[Items from a dataset]
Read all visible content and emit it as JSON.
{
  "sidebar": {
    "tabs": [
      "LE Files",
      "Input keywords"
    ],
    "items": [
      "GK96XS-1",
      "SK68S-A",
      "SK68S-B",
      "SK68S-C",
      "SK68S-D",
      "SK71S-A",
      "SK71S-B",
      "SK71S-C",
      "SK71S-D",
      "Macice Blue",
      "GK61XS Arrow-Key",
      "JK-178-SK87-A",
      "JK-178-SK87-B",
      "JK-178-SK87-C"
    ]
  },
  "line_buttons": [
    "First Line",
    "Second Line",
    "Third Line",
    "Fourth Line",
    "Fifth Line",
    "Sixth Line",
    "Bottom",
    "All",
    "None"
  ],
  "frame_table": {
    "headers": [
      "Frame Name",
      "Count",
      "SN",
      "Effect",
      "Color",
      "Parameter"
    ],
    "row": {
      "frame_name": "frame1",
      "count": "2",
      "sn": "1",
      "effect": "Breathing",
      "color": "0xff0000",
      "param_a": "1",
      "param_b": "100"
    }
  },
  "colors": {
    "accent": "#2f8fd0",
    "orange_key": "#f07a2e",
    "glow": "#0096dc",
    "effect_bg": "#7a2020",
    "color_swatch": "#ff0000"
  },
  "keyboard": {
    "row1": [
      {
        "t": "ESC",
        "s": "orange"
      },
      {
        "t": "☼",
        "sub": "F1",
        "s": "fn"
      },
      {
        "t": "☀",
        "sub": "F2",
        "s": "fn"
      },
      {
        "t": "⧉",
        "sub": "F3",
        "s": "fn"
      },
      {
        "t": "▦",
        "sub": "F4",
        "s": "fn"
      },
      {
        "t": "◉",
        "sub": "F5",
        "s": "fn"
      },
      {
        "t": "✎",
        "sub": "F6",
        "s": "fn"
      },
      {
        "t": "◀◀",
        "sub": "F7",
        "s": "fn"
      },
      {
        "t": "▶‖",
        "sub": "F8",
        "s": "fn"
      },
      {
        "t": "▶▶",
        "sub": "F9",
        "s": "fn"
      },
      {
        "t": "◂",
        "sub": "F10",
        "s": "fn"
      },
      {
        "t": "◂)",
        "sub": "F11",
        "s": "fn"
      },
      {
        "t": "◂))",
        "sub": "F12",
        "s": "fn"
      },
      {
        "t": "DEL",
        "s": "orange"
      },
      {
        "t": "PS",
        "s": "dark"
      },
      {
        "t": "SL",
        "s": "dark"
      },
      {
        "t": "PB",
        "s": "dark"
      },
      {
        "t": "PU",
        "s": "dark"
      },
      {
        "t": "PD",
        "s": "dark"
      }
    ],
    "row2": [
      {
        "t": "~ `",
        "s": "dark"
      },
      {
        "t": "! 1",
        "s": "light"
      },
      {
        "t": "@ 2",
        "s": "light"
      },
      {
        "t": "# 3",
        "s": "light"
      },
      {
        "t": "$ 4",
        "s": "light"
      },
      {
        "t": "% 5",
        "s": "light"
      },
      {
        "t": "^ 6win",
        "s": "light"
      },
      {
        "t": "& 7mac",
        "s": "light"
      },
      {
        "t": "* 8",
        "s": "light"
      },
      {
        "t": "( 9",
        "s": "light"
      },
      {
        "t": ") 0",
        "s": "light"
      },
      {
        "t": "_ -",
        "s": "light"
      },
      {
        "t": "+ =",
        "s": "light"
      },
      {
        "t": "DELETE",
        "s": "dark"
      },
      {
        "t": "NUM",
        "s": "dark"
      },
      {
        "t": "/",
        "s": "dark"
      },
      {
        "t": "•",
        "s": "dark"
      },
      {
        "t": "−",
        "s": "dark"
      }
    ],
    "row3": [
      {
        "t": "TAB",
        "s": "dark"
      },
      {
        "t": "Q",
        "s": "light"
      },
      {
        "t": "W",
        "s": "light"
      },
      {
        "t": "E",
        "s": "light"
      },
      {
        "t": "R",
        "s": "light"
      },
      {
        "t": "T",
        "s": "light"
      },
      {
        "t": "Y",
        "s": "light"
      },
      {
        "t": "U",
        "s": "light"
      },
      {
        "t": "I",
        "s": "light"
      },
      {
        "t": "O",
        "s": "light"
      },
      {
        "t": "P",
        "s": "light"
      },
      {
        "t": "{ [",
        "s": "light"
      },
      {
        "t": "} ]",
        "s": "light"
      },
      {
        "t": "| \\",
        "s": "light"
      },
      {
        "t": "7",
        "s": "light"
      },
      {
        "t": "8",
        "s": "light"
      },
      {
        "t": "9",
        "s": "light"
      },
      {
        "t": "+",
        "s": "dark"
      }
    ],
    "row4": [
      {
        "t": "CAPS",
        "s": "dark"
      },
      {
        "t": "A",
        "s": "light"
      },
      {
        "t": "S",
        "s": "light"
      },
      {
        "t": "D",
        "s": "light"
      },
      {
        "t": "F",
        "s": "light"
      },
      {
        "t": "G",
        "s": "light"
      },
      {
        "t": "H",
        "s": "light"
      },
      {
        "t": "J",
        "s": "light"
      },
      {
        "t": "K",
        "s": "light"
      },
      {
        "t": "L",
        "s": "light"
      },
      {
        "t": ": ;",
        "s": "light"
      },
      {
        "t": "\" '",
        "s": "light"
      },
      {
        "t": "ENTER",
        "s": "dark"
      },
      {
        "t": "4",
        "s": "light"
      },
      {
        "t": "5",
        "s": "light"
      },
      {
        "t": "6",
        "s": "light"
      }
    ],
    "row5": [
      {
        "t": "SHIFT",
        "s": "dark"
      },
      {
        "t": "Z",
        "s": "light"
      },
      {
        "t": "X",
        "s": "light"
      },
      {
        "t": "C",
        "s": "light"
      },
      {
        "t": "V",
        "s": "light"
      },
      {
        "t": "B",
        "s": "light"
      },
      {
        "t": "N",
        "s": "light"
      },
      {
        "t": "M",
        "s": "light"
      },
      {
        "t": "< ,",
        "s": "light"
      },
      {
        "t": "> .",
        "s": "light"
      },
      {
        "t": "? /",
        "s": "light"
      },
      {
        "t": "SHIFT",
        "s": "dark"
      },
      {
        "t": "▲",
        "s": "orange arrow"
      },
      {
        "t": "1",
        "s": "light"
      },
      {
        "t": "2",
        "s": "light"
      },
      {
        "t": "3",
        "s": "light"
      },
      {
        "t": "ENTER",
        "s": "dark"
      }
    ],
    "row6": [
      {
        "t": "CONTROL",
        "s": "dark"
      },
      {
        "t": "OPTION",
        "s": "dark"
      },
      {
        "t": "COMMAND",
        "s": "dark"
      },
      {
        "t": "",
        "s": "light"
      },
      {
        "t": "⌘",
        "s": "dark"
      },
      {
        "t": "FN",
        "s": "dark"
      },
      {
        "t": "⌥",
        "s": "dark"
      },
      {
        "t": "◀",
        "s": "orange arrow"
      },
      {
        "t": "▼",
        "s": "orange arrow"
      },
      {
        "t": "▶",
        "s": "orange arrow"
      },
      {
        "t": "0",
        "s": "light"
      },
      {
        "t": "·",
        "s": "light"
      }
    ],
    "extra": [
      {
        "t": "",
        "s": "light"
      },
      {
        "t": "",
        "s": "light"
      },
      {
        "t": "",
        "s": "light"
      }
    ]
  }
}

» EXERCISE BRIEF
Repeat each entry word for word.

» WRITTEN ANSWER
Read all visible content and emit it as JSON.
{
  "sidebar": {
    "tabs": [
      "LE Files",
      "Input keywords"
    ],
    "items": [
      "GK96XS-1",
      "SK68S-A",
      "SK68S-B",
      "SK68S-C",
      "SK68S-D",
      "SK71S-A",
      "SK71S-B",
      "SK71S-C",
      "SK71S-D",
      "Macice Blue",
      "GK61XS Arrow-Key",
      "JK-178-SK87-A",
      "JK-178-SK87-B",
      "JK-178-SK87-C"
    ]
  },
  "line_buttons": [
    "First Line",
    "Second Line",
    "Third Line",
    "Fourth Line",
    "Fifth Line",
    "Sixth Line",
    "Bottom",
    "All",
    "None"
  ],
  "frame_table": {
    "headers": [
      "Frame Name",
      "Count",
      "SN",
      "Effect",
      "Color",
      "Parameter"
    ],
    "row": {
      "frame_name": "frame1",
      "count": "2",
      "sn": "1",
      "effect": "Breathing",
      "color": "0xff0000",
      "param_a": "1",
      "param_b": "100"
    }
  },
  "colors": {
    "accent": "#2f8fd0",
    "orange_key": "#f07a2e",
    "glow": "#0096dc",
    "effect_bg": "#7a2020",
    "color_swatch": "#ff0000"
  },
  "keyboard": {
    "row1": [
      {
        "t": "ESC",
        "s": "orange"
      },
      {
        "t": "☼",
        "sub": "F1",
        "s": "fn"
      },
      {
        "t": "☀",
        "sub": "F2",
        "s": "fn"
      },
      {
        "t": "⧉",
        "sub": "F3",
        "s": "fn"
      },
      {
        "t": "▦",
        "sub": "F4",
        "s": "fn"
      },
      {
        "t": "◉",
        "sub": "F5",
        "s": "fn"
      },
      {
        "t": "✎",
        "sub": "F6",
        "s": "fn"
      },
      {
        "t": "◀◀",
        "sub": "F7",
        "s": "fn"
      },
      {
        "t": "▶‖",
        "sub": "F8",
        "s": "fn"
      },
      {
        "t": "▶▶",
        "sub": "F9",
        "s": "fn"
      },
      {
        "t": "◂",
        "sub": "F10",
        "s": "fn"
      },
      {
        "t": "◂)",
        "sub": "F11",
        "s": "fn"
      },
      {
        "t": "◂))",
        "sub": "F12",
        "s": "fn"
      },
      {
        "t": "DEL",
        "s": "orange"
      },
      {
        "t": "PS",
        "s": "dark"
      },
      {
        "t": "SL",
        "s": "dark"
      },
      {
        "t": "PB",
        "s": "dark"
      },
      {
        "t": "PU",
        "s": "dark"
      },
      {
        "t": "PD",
        "s": "dark"
      }
    ],
    "row2": [
      {
        "t": "~ `",
        "s": "dark"
      },
      {
        "t": "! 1",
        "s": "light"
      },
      {
        "t": "@ 2",
        "s": "light"
      },
      {
        "t": "# 3",
        "s": "light"
      },
      {
        "t": "$ 4",
        "s": "light"
      },
      {
        "t": "% 5",
        "s": "light"
      },
      {
        "t": "^ 6win",
        "s": "light"
      },
      {
        "t": "& 7mac",
        "s": "light"
      },
      {
        "t": "* 8",
        "s": "light"
      },
      {
        "t": "( 9",
        "s": "light"
      },
      {
        "t": ") 0",
        "s": "light"
      },
      {
        "t": "_ -",
        "s": "light"
      },
      {
        "t": "+ =",
        "s": "light"
      },
      {
        "t": "DELETE",
        "s": "dark"
      },
      {
        "t": "NUM",
        "s": "dark"
      },
      {
        "t": "/",
        "s": "dark"
      },
      {
        "t": "•",
        "s": "dark"
      },
      {
        "t": "−",
        "s": "dark"
      }
    ],
    "row3": [
      {
        "t": "TAB",
        "s": "dark"
      },
      {
        "t": "Q",
        "s": "light"
      },
      {
        "t": "W",
        "s": "light"
      },
      {
        "t": "E",
        "s": "light"
      },
      {
        "t": "R",
        "s": "light"
      },
      {
        "t": "T",
        "s": "light"
      },
      {
        "t": "Y",
        "s": "light"
      },
      {
        "t": "U",
        "s": "light"
      },
      {
        "t": "I",
        "s": "light"
      },
      {
        "t": "O",
        "s": "light"
      },
      {
        "t": "P",
        "s": "light"
      },
      {
        "t": "{ [",
        "s": "light"
      },
      {
        "t": "} ]",
        "s": "light"
      },
      {
        "t": "| \\",
        "s": "light"
      },
      {
        "t": "7",
        "s": "light"
      },
      {
        "t": "8",
        "s": "light"
      },
      {
        "t": "9",
        "s": "light"
      },
      {
        "t": "+",
        "s": "dark"
      }
    ],
    "row4": [
      {
        "t": "CAPS",
        "s": "dark"
      },
      {
        "t": "A",
        "s": "light"
      },
      {
        "t": "S",
        "s": "light"
      },
      {
        "t": "D",
        "s": "light"
      },
      {
        "t": "F",
        "s": "light"
      },
      {
        "t": "G",
        "s": "light"
      },
      {
        "t": "H",
        "s": "light"
      },
      {
        "t": "J",
        "s": "light"
      },
      {
        "t": "K",
        "s": "light"
      },
      {
        "t": "L",
        "s": "light"
      },
      {
        "t": ": ;",
        "s": "light"
      },
      {
        "t": "\" '",
        "s": "light"
      },
      {
        "t": "ENTER",
        "s": "dark"
      },
      {
        "t": "4",
        "s": "light"
      },
      {
        "t": "5",
        "s": "light"
      },
      {
        "t": "6",
        "s": "light"
      }
    ],
    "row5": [
      {
        "t": "SHIFT",
        "s": "dark"
      },
      {
        "t": "Z",
        "s": "light"
      },
      {
        "t": "X",
        "s": "light"
      },
      {
        "t": "C",
        "s": "light"
      },
      {
        "t": "V",
        "s": "light"
      },
      {
        "t": "B",
        "s": "light"
      },
      {
        "t": "N",
        "s": "light"
      },
      {
        "t": "M",
        "s": "light"
      },
      {
        "t": "< ,",
        "s": "light"
      },
      {
        "t": "> .",
        "s": "light"
      },
      {
        "t": "? /",
        "s": "light"
      },
      {
        "t": "SHIFT",
        "s": "dark"
      },
      {
        "t": "▲",
        "s": "orange arrow"
      },
      {
        "t": "1",
        "s": "light"
      },
      {
        "t": "2",
        "s": "light"
      },
      {
        "t": "3",
        "s": "light"
      },
      {
        "t": "ENTER",
        "s": "dark"
      }
    ],
    "row6": [
      {
        "t": "CONTROL",
        "s": "dark"
      },
      {
        "t": "OPTION",
        "s": "dark"
      },
      {
        "t": "COMMAND",
        "s": "dark"
      },
      {
        "t": "",
        "s": "light"
      },
      {
        "t": "⌘",
        "s": "dark"
      },
      {
        "t": "FN",
        "s": "dark"
      },
      {
        "t": "⌥",
        "s": "dark"
      },
      {
        "t": "◀",
        "s": "orange arrow"
      },
      {
        "t": "▼",
        "s": "orange arrow"
      },
      {
        "t": "▶",
        "s": "orange arrow"
      },
      {
        "t": "0",
        "s": "light"
      },
      {
        "t": "·",
        "s": "light"
      }
    ],
    "extra": [
      {
        "t": "",
        "s": "light"
      },
      {
        "t": "",
        "s": "light"
      },
      {
        "t": "",
        "s": "light"
      }
    ]
  }
}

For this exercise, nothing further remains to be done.